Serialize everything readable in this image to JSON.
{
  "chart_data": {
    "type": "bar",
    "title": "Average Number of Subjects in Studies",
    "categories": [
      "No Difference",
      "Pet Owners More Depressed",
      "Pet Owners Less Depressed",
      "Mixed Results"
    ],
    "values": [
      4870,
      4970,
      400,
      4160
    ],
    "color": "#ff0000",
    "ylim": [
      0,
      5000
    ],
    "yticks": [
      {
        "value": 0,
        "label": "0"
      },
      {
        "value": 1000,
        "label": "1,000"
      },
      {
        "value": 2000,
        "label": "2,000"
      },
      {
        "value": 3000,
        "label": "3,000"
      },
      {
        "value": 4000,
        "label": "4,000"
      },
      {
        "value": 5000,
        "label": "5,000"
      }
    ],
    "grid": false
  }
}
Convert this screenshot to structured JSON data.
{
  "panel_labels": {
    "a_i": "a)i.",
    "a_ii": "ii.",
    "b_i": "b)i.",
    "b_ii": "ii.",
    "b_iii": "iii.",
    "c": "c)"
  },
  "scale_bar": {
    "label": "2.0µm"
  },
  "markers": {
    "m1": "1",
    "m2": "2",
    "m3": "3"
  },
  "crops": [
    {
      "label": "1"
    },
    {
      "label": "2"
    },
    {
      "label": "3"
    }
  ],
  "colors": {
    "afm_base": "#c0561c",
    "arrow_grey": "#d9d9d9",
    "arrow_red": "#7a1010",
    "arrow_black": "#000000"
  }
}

*-*-*

■ Set problem:
Locate all lines holding the word "Owners", then copy them out.

■ Answer to this problem:
      "Pet Owners More Depressed",
      "Pet Owners Less Depressed",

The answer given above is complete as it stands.